* _Task directions_
Return the records that follow, matching each one exactly.

* _Data to use_
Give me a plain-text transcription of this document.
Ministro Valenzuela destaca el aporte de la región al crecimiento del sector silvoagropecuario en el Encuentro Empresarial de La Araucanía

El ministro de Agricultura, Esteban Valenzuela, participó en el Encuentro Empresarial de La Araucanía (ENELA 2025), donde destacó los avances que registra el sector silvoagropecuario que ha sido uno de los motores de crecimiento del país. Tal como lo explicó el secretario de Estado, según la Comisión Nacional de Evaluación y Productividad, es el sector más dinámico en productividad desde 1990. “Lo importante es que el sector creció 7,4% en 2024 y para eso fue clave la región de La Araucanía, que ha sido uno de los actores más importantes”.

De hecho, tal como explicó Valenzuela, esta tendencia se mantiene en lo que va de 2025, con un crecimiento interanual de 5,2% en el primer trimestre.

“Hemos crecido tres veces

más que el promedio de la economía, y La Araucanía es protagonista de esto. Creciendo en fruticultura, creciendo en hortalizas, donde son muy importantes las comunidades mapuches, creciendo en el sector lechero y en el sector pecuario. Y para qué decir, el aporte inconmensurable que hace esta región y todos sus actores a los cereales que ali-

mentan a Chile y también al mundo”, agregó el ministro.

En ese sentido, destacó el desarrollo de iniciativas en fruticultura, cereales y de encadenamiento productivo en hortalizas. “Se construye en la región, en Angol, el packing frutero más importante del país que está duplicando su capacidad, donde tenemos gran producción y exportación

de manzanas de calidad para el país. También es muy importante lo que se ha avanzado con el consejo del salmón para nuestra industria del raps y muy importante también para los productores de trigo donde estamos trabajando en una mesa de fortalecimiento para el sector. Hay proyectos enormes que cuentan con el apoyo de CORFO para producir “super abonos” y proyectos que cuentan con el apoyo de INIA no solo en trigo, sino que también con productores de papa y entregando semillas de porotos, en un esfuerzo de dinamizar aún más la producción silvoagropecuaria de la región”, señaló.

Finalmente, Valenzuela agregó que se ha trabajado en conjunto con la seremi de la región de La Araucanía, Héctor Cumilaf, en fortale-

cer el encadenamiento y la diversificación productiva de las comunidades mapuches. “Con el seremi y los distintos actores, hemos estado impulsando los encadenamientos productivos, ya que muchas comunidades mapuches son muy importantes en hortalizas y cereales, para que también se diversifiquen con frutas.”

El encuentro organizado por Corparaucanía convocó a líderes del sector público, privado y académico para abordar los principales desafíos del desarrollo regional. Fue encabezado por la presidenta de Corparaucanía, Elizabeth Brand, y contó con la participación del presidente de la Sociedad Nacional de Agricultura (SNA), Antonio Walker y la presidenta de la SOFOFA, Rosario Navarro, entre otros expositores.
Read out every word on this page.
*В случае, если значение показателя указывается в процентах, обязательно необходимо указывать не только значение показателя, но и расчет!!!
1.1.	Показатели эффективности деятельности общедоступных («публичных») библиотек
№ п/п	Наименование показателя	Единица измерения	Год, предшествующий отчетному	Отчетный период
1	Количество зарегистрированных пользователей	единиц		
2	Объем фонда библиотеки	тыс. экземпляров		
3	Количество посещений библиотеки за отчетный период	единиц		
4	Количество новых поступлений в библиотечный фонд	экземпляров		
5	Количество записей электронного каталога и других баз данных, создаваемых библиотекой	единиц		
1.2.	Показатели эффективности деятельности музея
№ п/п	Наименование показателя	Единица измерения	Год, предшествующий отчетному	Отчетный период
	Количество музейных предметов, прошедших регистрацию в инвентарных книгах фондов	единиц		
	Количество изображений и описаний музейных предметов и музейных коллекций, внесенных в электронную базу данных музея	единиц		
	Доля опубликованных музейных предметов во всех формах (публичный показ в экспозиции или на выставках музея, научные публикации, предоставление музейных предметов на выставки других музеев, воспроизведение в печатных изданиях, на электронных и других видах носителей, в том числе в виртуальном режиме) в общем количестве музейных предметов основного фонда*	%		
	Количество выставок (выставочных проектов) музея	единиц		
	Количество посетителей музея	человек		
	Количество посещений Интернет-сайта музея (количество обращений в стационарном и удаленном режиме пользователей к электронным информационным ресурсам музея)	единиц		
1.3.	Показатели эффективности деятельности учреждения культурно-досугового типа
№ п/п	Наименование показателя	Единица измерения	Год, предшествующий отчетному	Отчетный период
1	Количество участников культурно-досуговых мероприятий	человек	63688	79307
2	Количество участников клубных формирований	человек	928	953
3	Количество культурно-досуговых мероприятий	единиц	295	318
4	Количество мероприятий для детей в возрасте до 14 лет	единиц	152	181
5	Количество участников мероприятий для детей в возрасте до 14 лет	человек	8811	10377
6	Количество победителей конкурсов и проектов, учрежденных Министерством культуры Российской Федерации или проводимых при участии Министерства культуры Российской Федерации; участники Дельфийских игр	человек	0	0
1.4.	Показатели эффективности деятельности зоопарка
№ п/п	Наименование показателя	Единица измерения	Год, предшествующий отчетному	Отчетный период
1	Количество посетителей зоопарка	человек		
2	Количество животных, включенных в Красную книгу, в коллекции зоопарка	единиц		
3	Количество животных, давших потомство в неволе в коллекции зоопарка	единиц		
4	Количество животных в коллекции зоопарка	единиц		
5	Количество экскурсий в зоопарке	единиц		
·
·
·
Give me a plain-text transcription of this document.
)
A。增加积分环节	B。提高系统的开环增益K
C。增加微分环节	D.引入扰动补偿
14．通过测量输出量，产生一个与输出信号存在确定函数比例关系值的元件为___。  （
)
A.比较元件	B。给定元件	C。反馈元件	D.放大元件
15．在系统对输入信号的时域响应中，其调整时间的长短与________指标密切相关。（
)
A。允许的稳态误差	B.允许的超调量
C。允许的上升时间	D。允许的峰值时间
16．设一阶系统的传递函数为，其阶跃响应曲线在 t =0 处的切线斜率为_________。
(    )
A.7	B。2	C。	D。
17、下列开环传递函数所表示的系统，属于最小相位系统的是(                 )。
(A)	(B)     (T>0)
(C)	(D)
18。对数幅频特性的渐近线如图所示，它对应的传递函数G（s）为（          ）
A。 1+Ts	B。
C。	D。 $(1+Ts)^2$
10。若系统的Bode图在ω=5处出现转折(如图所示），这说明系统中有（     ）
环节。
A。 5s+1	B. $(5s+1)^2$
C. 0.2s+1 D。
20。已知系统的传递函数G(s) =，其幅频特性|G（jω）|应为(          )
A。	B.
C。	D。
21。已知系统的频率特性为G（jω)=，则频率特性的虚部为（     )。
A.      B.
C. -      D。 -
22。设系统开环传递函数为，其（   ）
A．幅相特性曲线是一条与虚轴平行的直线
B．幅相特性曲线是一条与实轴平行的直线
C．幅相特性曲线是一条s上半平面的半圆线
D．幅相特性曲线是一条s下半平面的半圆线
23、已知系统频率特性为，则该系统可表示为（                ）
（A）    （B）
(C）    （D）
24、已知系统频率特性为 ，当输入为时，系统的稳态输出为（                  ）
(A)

* _Solution to this problem_
Give me a plain-text transcription of this document.
Ministro Valenzuela destaca el aporte de la región al crecimiento del sector silvoagropecuario en el Encuentro Empresarial de La Araucanía

El ministro de Agricultura, Esteban Valenzuela, participó en el Encuentro Empresarial de La Araucanía (ENELA 2025), donde destacó los avances que registra el sector silvoagropecuario que ha sido uno de los motores de crecimiento del país. Tal como lo explicó el secretario de Estado, según la Comisión Nacional de Evaluación y Productividad, es el sector más dinámico en productividad desde 1990. “Lo importante es que el sector creció 7,4% en 2024 y para eso fue clave la región de La Araucanía, que ha sido uno de los actores más importantes”.

De hecho, tal como explicó Valenzuela, esta tendencia se mantiene en lo que va de 2025, con un crecimiento interanual de 5,2% en el primer trimestre.

“Hemos crecido tres veces

más que el promedio de la economía, y La Araucanía es protagonista de esto. Creciendo en fruticultura, creciendo en hortalizas, donde son muy importantes las comunidades mapuches, creciendo en el sector lechero y en el sector pecuario. Y para qué decir, el aporte inconmensurable que hace esta región y todos sus actores a los cereales que ali-

mentan a Chile y también al mundo”, agregó el ministro.

En ese sentido, destacó el desarrollo de iniciativas en fruticultura, cereales y de encadenamiento productivo en hortalizas. “Se construye en la región, en Angol, el packing frutero más importante del país que está duplicando su capacidad, donde tenemos gran producción y exportación

de manzanas de calidad para el país. También es muy importante lo que se ha avanzado con el consejo del salmón para nuestra industria del raps y muy importante también para los productores de trigo donde estamos trabajando en una mesa de fortalecimiento para el sector. Hay proyectos enormes que cuentan con el apoyo de CORFO para producir “super abonos” y proyectos que cuentan con el apoyo de INIA no solo en trigo, sino que también con productores de papa y entregando semillas de porotos, en un esfuerzo de dinamizar aún más la producción silvoagropecuaria de la región”, señaló.

Finalmente, Valenzuela agregó que se ha trabajado en conjunto con la seremi de la región de La Araucanía, Héctor Cumilaf, en fortale-

cer el encadenamiento y la diversificación productiva de las comunidades mapuches. “Con el seremi y los distintos actores, hemos estado impulsando los encadenamientos productivos, ya que muchas comunidades mapuches son muy importantes en hortalizas y cereales, para que también se diversifiquen con frutas.”

El encuentro organizado por Corparaucanía convocó a líderes del sector público, privado y académico para abordar los principales desafíos del desarrollo regional. Fue encabezado por la presidenta de Corparaucanía, Elizabeth Brand, y contó con la participación del presidente de la Sociedad Nacional de Agricultura (SNA), Antonio Walker y la presidenta de la SOFOFA, Rosario Navarro, entre otros expositores.
Read out every word on this page.
*В случае, если значение показателя указывается в процентах, обязательно необходимо указывать не только значение показателя, но и расчет!!!
1.1.	Показатели эффективности деятельности общедоступных («публичных») библиотек
№ п/п	Наименование показателя	Единица измерения	Год, предшествующий отчетному	Отчетный период
1	Количество зарегистрированных пользователей	единиц		
2	Объем фонда библиотеки	тыс. экземпляров		
3	Количество посещений библиотеки за отчетный период	единиц		
4	Количество новых поступлений в библиотечный фонд	экземпляров		
5	Количество записей электронного каталога и других баз данных, создаваемых библиотекой	единиц		
1.2.	Показатели эффективности деятельности музея
№ п/п	Наименование показателя	Единица измерения	Год, предшествующий отчетному	Отчетный период
	Количество музейных предметов, прошедших регистрацию в инвентарных книгах фондов	единиц		
	Количество изображений и описаний музейных предметов и музейных коллекций, внесенных в электронную базу данных музея	единиц		
	Доля опубликованных музейных предметов во всех формах (публичный показ в экспозиции или на выставках музея, научные публикации, предоставление музейных предметов на выставки других музеев, воспроизведение в печатных изданиях, на электронных и других видах носителей, в том числе в виртуальном режиме) в общем количестве музейных предметов основного фонда*	%		
	Количество выставок (выставочных проектов) музея	единиц		
	Количество посетителей музея	человек		
	Количество посещений Интернет-сайта музея (количество обращений в стационарном и удаленном режиме пользователей к электронным информационным ресурсам музея)	единиц		
1.3.	Показатели эффективности деятельности учреждения культурно-досугового типа
№ п/п	Наименование показателя	Единица измерения	Год, предшествующий отчетному	Отчетный период
1	Количество участников культурно-досуговых мероприятий	человек	63688	79307
2	Количество участников клубных формирований	человек	928	953
3	Количество культурно-досуговых мероприятий	единиц	295	318
4	Количество мероприятий для детей в возрасте до 14 лет	единиц	152	181
5	Количество участников мероприятий для детей в возрасте до 14 лет	человек	8811	10377
6	Количество победителей конкурсов и проектов, учрежденных Министерством культуры Российской Федерации или проводимых при участии Министерства культуры Российской Федерации; участники Дельфийских игр	человек	0	0
1.4.	Показатели эффективности деятельности зоопарка
№ п/п	Наименование показателя	Единица измерения	Год, предшествующий отчетному	Отчетный период
1	Количество посетителей зоопарка	человек		
2	Количество животных, включенных в Красную книгу, в коллекции зоопарка	единиц		
3	Количество животных, давших потомство в неволе в коллекции зоопарка	единиц		
4	Количество животных в коллекции зоопарка	единиц		
5	Количество экскурсий в зоопарке	единиц		
·
·
·
Give me a plain-text transcription of this document.
)
A。增加积分环节	B。提高系统的开环增益K
C。增加微分环节	D.引入扰动补偿
14．通过测量输出量，产生一个与输出信号存在确定函数比例关系值的元件为___。  （
)
A.比较元件	B。给定元件	C。反馈元件	D.放大元件
15．在系统对输入信号的时域响应中，其调整时间的长短与________指标密切相关。（
)
A。允许的稳态误差	B.允许的超调量
C。允许的上升时间	D。允许的峰值时间
16．设一阶系统的传递函数为，其阶跃响应曲线在 t =0 处的切线斜率为_________。
(    )
A.7	B。2	C。	D。
17、下列开环传递函数所表示的系统，属于最小相位系统的是(                 )。
(A)	(B)     (T>0)
(C)	(D)
18。对数幅频特性的渐近线如图所示，它对应的传递函数G（s）为（          ）
A。 1+Ts	B。
C。	D。 $(1+Ts)^2$
10。若系统的Bode图在ω=5处出现转折(如图所示），这说明系统中有（     ）
环节。
A。 5s+1	B. $(5s+1)^2$
C. 0.2s+1 D。
20。已知系统的传递函数G(s) =，其幅频特性|G（jω）|应为(          )
A。	B.
C。	D。
21。已知系统的频率特性为G（jω)=，则频率特性的虚部为（     )。
A.      B.
C. -      D。 -
22。设系统开环传递函数为，其（   ）
A．幅相特性曲线是一条与虚轴平行的直线
B．幅相特性曲线是一条与实轴平行的直线
C．幅相特性曲线是一条s上半平面的半圆线
D．幅相特性曲线是一条s下半平面的半圆线
23、已知系统频率特性为，则该系统可表示为（                ）
（A）    （B）
(C）    （D）
24、已知系统频率特性为 ，当输入为时，系统的稳态输出为（                  ）
(A)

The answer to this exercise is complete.